§ **Text block**
------------------------------------------------
That juxtaposition of the obviously heavy and the subtly hopeful typified the expert panel’s year-long journey. A few short months into our work, the COVID-19 pandemic struck. The pandemic obviously compelled our panel to rethink how we would collaborate to complete our work when we could no longer gather in person and some among us were derailed by more serious, urgent matters. It also forced us to rethink how we collectively understood AFS. After all, COVID-19 likely originated through human-wildlife contact in a wet food market in China, has often spread quickly through hotspots in meatpacking plants, restaurants, bars, and social gatherings for meals and celebrations, and has caused massive economic dislocation, perhaps especially among workers and small business owners in the food service industry.

 The COVID-19 pandemic offers a warning shot across the AFS bow. We must anticipate and prepare for more frequent and severe crises, ones that cascade from a disease outbreak or catastrophic natural disaster or war into economic dislocation or political unrest. The pandemic is a trial run not just for inevitable, future infectious disease outbreaks, but also for hard-to-reverse climate change and biodiversity loss, natural processes that threaten even larger-scale and longer-lasting implications for humanity and against which no vaccine can be developed.

But the pandemic also made clear to us the extraordinary capacity of modern science to quickly solve problems, if we invest and believe in research. Vast financial resources can evidently be mobilized to support a crucial cause quickly when sufficient will exists. And where individuals can be induced to cooperate with and support one another, grave dangers can be averted quickly. I wouldn’t have predicted in December that crisis would play a central role in our learning process, not just disrupting our workplan but also bringing us weary hope.
------------------------------------------------
§ **Records supplied**
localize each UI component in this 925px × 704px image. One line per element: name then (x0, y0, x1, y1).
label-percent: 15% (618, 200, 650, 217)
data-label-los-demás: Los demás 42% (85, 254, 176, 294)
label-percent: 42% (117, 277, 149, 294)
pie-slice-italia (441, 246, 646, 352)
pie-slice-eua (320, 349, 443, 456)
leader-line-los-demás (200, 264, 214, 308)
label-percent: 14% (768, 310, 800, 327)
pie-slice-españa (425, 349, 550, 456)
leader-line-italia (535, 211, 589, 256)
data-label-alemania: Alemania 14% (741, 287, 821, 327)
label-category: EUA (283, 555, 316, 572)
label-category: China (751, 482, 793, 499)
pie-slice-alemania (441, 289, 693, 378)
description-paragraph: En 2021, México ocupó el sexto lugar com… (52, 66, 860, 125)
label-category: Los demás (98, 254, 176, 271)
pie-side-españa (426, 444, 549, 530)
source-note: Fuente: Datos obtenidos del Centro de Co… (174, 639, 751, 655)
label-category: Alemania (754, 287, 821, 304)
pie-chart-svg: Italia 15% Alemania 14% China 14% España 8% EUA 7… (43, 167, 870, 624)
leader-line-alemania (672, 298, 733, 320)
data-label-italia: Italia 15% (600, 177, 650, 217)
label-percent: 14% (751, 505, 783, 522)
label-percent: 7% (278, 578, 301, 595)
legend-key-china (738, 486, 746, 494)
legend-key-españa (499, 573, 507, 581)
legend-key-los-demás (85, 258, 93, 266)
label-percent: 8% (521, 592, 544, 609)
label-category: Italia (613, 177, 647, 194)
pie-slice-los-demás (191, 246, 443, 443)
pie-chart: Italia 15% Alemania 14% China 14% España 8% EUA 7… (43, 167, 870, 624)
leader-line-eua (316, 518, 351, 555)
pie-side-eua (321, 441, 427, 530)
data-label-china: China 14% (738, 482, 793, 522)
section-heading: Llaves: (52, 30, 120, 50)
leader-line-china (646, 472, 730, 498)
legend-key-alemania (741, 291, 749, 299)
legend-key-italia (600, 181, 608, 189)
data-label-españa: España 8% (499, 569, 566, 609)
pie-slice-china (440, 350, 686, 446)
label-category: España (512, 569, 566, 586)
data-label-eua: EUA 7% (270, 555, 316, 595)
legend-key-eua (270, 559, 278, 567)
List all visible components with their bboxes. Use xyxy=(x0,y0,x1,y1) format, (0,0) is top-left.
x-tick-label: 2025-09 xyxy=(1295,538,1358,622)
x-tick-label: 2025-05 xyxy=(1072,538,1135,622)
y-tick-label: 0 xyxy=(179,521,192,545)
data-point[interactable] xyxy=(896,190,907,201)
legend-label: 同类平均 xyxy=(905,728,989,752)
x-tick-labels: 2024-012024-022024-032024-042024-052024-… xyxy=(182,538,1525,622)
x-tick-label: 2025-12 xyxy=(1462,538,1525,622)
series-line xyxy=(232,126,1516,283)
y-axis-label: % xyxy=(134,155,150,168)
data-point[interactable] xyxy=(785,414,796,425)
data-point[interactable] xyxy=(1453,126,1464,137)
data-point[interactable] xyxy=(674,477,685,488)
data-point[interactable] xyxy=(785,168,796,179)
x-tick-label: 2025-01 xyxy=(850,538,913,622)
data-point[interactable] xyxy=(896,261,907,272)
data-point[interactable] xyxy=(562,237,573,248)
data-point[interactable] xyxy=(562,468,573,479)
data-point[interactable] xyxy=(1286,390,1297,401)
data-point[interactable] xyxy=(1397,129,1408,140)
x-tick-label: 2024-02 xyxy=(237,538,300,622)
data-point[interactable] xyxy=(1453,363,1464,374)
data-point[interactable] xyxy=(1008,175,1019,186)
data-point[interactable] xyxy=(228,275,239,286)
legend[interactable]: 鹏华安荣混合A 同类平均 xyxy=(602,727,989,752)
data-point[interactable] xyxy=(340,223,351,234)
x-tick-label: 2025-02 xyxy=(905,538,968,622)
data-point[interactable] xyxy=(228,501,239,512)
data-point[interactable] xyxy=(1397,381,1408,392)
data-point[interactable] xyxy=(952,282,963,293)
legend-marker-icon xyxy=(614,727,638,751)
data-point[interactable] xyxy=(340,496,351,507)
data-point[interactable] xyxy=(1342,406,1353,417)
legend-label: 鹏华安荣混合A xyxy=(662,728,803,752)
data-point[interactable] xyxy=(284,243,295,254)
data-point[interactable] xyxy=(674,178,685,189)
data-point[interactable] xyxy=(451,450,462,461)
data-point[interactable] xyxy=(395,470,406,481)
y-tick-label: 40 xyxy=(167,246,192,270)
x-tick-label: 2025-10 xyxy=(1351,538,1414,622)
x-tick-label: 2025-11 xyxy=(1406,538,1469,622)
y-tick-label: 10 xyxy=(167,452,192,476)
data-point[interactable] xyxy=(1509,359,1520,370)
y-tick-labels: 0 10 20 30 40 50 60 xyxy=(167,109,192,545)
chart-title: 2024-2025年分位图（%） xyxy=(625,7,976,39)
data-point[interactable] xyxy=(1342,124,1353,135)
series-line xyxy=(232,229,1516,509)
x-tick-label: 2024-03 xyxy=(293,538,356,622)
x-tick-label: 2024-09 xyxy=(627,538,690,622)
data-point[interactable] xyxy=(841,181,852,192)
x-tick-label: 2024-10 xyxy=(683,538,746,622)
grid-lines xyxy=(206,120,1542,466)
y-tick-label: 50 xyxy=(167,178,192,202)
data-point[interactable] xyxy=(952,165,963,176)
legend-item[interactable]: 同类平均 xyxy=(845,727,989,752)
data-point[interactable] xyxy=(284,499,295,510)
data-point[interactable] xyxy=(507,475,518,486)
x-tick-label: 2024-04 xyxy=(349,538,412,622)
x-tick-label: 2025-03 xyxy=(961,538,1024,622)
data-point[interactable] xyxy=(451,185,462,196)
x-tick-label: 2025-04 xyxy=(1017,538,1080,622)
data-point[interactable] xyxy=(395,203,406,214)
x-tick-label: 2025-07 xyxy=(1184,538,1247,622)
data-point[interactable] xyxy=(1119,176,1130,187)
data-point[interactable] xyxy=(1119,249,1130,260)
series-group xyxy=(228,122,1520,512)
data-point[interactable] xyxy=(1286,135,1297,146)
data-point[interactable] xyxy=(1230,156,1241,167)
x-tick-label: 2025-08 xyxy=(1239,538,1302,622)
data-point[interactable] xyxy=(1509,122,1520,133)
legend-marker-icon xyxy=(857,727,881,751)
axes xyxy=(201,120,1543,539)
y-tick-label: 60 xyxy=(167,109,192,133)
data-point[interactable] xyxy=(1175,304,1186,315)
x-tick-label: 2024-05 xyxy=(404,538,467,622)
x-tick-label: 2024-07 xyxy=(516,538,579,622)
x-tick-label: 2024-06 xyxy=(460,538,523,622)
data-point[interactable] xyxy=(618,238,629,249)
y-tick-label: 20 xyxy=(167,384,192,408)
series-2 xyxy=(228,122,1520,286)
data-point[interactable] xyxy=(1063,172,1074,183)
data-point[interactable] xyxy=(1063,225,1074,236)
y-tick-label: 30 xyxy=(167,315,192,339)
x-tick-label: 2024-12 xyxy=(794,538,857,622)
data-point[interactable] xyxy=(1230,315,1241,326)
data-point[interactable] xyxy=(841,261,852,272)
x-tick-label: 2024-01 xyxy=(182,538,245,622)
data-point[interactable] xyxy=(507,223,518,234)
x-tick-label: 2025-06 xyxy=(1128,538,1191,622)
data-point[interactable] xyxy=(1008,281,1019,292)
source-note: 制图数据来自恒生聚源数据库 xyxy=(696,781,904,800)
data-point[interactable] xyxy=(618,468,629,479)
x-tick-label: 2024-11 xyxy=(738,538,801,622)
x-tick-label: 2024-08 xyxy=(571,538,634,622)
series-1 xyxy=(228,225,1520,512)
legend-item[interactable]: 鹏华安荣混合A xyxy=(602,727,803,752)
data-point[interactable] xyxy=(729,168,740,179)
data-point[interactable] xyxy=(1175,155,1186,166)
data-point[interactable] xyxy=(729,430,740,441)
------------------------------------------------
§ **What is needed**
Continue the passage about the expert panel's year of work during the COVID-19 pandemic, picking up after its final sentence.

§ **Answer to this exercise**
No one on the panel could have undertaken all the necessary assessments and successfully delivered on the panel’s promise, especially with the complications posed by the pandemic. This experience underscored that positive change almost always comes mainly through the cooperative actions of people and the organizations they comprise. Heavy issues – like redirecting AFS away from looming disaster – are fundamentally precompetitive issues around which quite different people with different values and objectives can band together. Companies and investors that are sometimes competitors with one another can – indeed must – come together with skeptical activists and scientists to assess evidence, debate options, and agree on fundamental principles. We panelists had to learn each other’s language and respect each other’s perspective to find common ground. And that is feasible, even when done mainly on Zoom rather than over a nice meal looking out over the Hudson River!